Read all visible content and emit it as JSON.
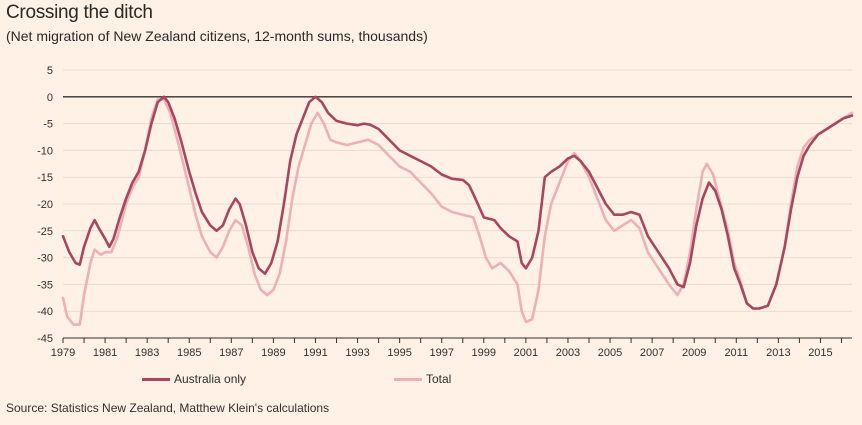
{
  "title": "Crossing the ditch",
  "subtitle": "(Net migration of New Zealand citizens, 12-month sums, thousands)",
  "source": "Source: Statistics New Zealand, Matthew Klein's calculations",
  "colors": {
    "background": "#fff1e5",
    "australia": "#a8465f",
    "total": "#ecb1b6",
    "zero_line": "#33302e",
    "grid": "#e9dccf"
  },
  "chart_data": {
    "type": "line",
    "title": "Crossing the ditch",
    "subtitle": "(Net migration of New Zealand citizens, 12-month sums, thousands)",
    "xlabel": "",
    "ylabel": "",
    "xlim": [
      1979,
      2016.5
    ],
    "ylim": [
      -45,
      5
    ],
    "y_ticks": [
      5,
      0,
      -5,
      -10,
      -15,
      -20,
      -25,
      -30,
      -35,
      -40,
      -45
    ],
    "x_ticks": [
      1979,
      1981,
      1983,
      1985,
      1987,
      1989,
      1991,
      1993,
      1995,
      1997,
      1999,
      2001,
      2003,
      2005,
      2007,
      2009,
      2011,
      2013,
      2015
    ],
    "legend_position": "bottom",
    "series": [
      {
        "name": "Australia only",
        "points": [
          [
            1979.0,
            -26
          ],
          [
            1979.3,
            -29
          ],
          [
            1979.6,
            -31
          ],
          [
            1979.8,
            -31.3
          ],
          [
            1980.0,
            -28
          ],
          [
            1980.3,
            -24.5
          ],
          [
            1980.5,
            -23
          ],
          [
            1980.7,
            -24.5
          ],
          [
            1981.0,
            -26.5
          ],
          [
            1981.2,
            -28
          ],
          [
            1981.4,
            -26.5
          ],
          [
            1981.7,
            -22.5
          ],
          [
            1982.0,
            -19
          ],
          [
            1982.3,
            -16
          ],
          [
            1982.6,
            -14
          ],
          [
            1982.9,
            -10
          ],
          [
            1983.2,
            -5
          ],
          [
            1983.5,
            -1
          ],
          [
            1983.8,
            0
          ],
          [
            1984.0,
            -1
          ],
          [
            1984.3,
            -4
          ],
          [
            1984.6,
            -8
          ],
          [
            1985.0,
            -14
          ],
          [
            1985.3,
            -18
          ],
          [
            1985.6,
            -21.5
          ],
          [
            1986.0,
            -24
          ],
          [
            1986.3,
            -25
          ],
          [
            1986.6,
            -24
          ],
          [
            1986.9,
            -21
          ],
          [
            1987.2,
            -19
          ],
          [
            1987.4,
            -20
          ],
          [
            1987.7,
            -24
          ],
          [
            1988.0,
            -29
          ],
          [
            1988.3,
            -32
          ],
          [
            1988.6,
            -33
          ],
          [
            1988.9,
            -31
          ],
          [
            1989.2,
            -27
          ],
          [
            1989.5,
            -20
          ],
          [
            1989.8,
            -12
          ],
          [
            1990.1,
            -7
          ],
          [
            1990.4,
            -4
          ],
          [
            1990.7,
            -1
          ],
          [
            1991.0,
            0
          ],
          [
            1991.3,
            -1
          ],
          [
            1991.6,
            -3
          ],
          [
            1992.0,
            -4.5
          ],
          [
            1992.5,
            -5
          ],
          [
            1993.0,
            -5.3
          ],
          [
            1993.3,
            -5
          ],
          [
            1993.6,
            -5.2
          ],
          [
            1994.0,
            -6
          ],
          [
            1994.5,
            -8
          ],
          [
            1995.0,
            -10
          ],
          [
            1995.5,
            -11
          ],
          [
            1996.0,
            -12
          ],
          [
            1996.5,
            -13
          ],
          [
            1997.0,
            -14.5
          ],
          [
            1997.5,
            -15.3
          ],
          [
            1998.0,
            -15.5
          ],
          [
            1998.3,
            -16.5
          ],
          [
            1998.6,
            -19
          ],
          [
            1999.0,
            -22.5
          ],
          [
            1999.5,
            -23
          ],
          [
            1999.8,
            -24.5
          ],
          [
            2000.2,
            -26
          ],
          [
            2000.6,
            -27
          ],
          [
            2000.8,
            -31
          ],
          [
            2001.0,
            -32
          ],
          [
            2001.3,
            -30
          ],
          [
            2001.6,
            -25
          ],
          [
            2001.9,
            -15
          ],
          [
            2002.2,
            -14
          ],
          [
            2002.6,
            -13
          ],
          [
            2003.0,
            -11.5
          ],
          [
            2003.3,
            -11
          ],
          [
            2003.6,
            -12
          ],
          [
            2004.0,
            -14
          ],
          [
            2004.4,
            -17
          ],
          [
            2004.8,
            -20
          ],
          [
            2005.2,
            -22
          ],
          [
            2005.6,
            -22
          ],
          [
            2006.0,
            -21.5
          ],
          [
            2006.4,
            -22
          ],
          [
            2006.8,
            -26
          ],
          [
            2007.3,
            -29
          ],
          [
            2007.8,
            -32
          ],
          [
            2008.2,
            -35
          ],
          [
            2008.5,
            -35.5
          ],
          [
            2008.8,
            -31
          ],
          [
            2009.1,
            -24
          ],
          [
            2009.4,
            -19
          ],
          [
            2009.7,
            -16
          ],
          [
            2010.0,
            -17.5
          ],
          [
            2010.3,
            -21
          ],
          [
            2010.6,
            -26
          ],
          [
            2010.9,
            -32
          ],
          [
            2011.2,
            -35
          ],
          [
            2011.5,
            -38.5
          ],
          [
            2011.8,
            -39.5
          ],
          [
            2012.1,
            -39.5
          ],
          [
            2012.5,
            -39
          ],
          [
            2012.9,
            -35
          ],
          [
            2013.3,
            -28
          ],
          [
            2013.6,
            -21
          ],
          [
            2013.9,
            -15
          ],
          [
            2014.2,
            -11
          ],
          [
            2014.5,
            -9
          ],
          [
            2014.9,
            -7
          ],
          [
            2015.3,
            -6
          ],
          [
            2015.7,
            -5
          ],
          [
            2016.1,
            -4
          ],
          [
            2016.5,
            -3.5
          ]
        ]
      },
      {
        "name": "Total",
        "points": [
          [
            1979.0,
            -37.5
          ],
          [
            1979.2,
            -41
          ],
          [
            1979.5,
            -42.5
          ],
          [
            1979.8,
            -42.5
          ],
          [
            1980.0,
            -37
          ],
          [
            1980.3,
            -31
          ],
          [
            1980.5,
            -28.5
          ],
          [
            1980.8,
            -29.5
          ],
          [
            1981.0,
            -29
          ],
          [
            1981.3,
            -29
          ],
          [
            1981.6,
            -26
          ],
          [
            1982.0,
            -20
          ],
          [
            1982.3,
            -17
          ],
          [
            1982.6,
            -15
          ],
          [
            1982.9,
            -10
          ],
          [
            1983.2,
            -4
          ],
          [
            1983.5,
            -0.5
          ],
          [
            1983.8,
            -0.5
          ],
          [
            1984.1,
            -3
          ],
          [
            1984.5,
            -9
          ],
          [
            1985.0,
            -17
          ],
          [
            1985.3,
            -22
          ],
          [
            1985.6,
            -26
          ],
          [
            1986.0,
            -29
          ],
          [
            1986.3,
            -30
          ],
          [
            1986.6,
            -28
          ],
          [
            1986.9,
            -25
          ],
          [
            1987.2,
            -23
          ],
          [
            1987.5,
            -24
          ],
          [
            1987.8,
            -28
          ],
          [
            1988.1,
            -33
          ],
          [
            1988.4,
            -36
          ],
          [
            1988.7,
            -37
          ],
          [
            1989.0,
            -36
          ],
          [
            1989.3,
            -33
          ],
          [
            1989.6,
            -27
          ],
          [
            1989.9,
            -19
          ],
          [
            1990.2,
            -13
          ],
          [
            1990.5,
            -9
          ],
          [
            1990.8,
            -5
          ],
          [
            1991.1,
            -3
          ],
          [
            1991.4,
            -5
          ],
          [
            1991.7,
            -8
          ],
          [
            1992.0,
            -8.5
          ],
          [
            1992.5,
            -9
          ],
          [
            1993.0,
            -8.5
          ],
          [
            1993.5,
            -8
          ],
          [
            1994.0,
            -9
          ],
          [
            1994.5,
            -11
          ],
          [
            1995.0,
            -13
          ],
          [
            1995.5,
            -14
          ],
          [
            1996.0,
            -16
          ],
          [
            1996.5,
            -18
          ],
          [
            1997.0,
            -20.5
          ],
          [
            1997.5,
            -21.5
          ],
          [
            1998.0,
            -22
          ],
          [
            1998.5,
            -22.5
          ],
          [
            1998.8,
            -26
          ],
          [
            1999.1,
            -30
          ],
          [
            1999.4,
            -32
          ],
          [
            1999.8,
            -31
          ],
          [
            2000.2,
            -32.5
          ],
          [
            2000.6,
            -35
          ],
          [
            2000.8,
            -40
          ],
          [
            2001.0,
            -42
          ],
          [
            2001.3,
            -41.5
          ],
          [
            2001.6,
            -36
          ],
          [
            2001.9,
            -26
          ],
          [
            2002.2,
            -20
          ],
          [
            2002.6,
            -16
          ],
          [
            2003.0,
            -12
          ],
          [
            2003.3,
            -10.5
          ],
          [
            2003.6,
            -12
          ],
          [
            2004.0,
            -15
          ],
          [
            2004.4,
            -19
          ],
          [
            2004.8,
            -23
          ],
          [
            2005.2,
            -25
          ],
          [
            2005.6,
            -24
          ],
          [
            2006.0,
            -23
          ],
          [
            2006.4,
            -24.5
          ],
          [
            2006.8,
            -29
          ],
          [
            2007.3,
            -32
          ],
          [
            2007.8,
            -35
          ],
          [
            2008.2,
            -37
          ],
          [
            2008.5,
            -35
          ],
          [
            2008.8,
            -29
          ],
          [
            2009.1,
            -21
          ],
          [
            2009.4,
            -14
          ],
          [
            2009.6,
            -12.5
          ],
          [
            2009.9,
            -14.5
          ],
          [
            2010.2,
            -19
          ],
          [
            2010.6,
            -25
          ],
          [
            2010.9,
            -31
          ],
          [
            2011.2,
            -34.5
          ],
          [
            2011.5,
            -38.5
          ],
          [
            2011.8,
            -39.5
          ],
          [
            2012.1,
            -39.5
          ],
          [
            2012.5,
            -39
          ],
          [
            2012.9,
            -35
          ],
          [
            2013.3,
            -28
          ],
          [
            2013.6,
            -20
          ],
          [
            2013.9,
            -13
          ],
          [
            2014.2,
            -9.5
          ],
          [
            2014.5,
            -8
          ],
          [
            2014.9,
            -7
          ],
          [
            2015.3,
            -6
          ],
          [
            2015.7,
            -5
          ],
          [
            2016.1,
            -4
          ],
          [
            2016.5,
            -3
          ]
        ]
      }
    ]
  }
}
........
▶ Requirement
Look through the entries above; copy each line where the string "thousands" appears.

▶ Task solution
  "subtitle": "(Net migration of New Zealand citizens, 12-month sums, thousands)",
    "subtitle": "(Net migration of New Zealand citizens, 12-month sums, thousands)",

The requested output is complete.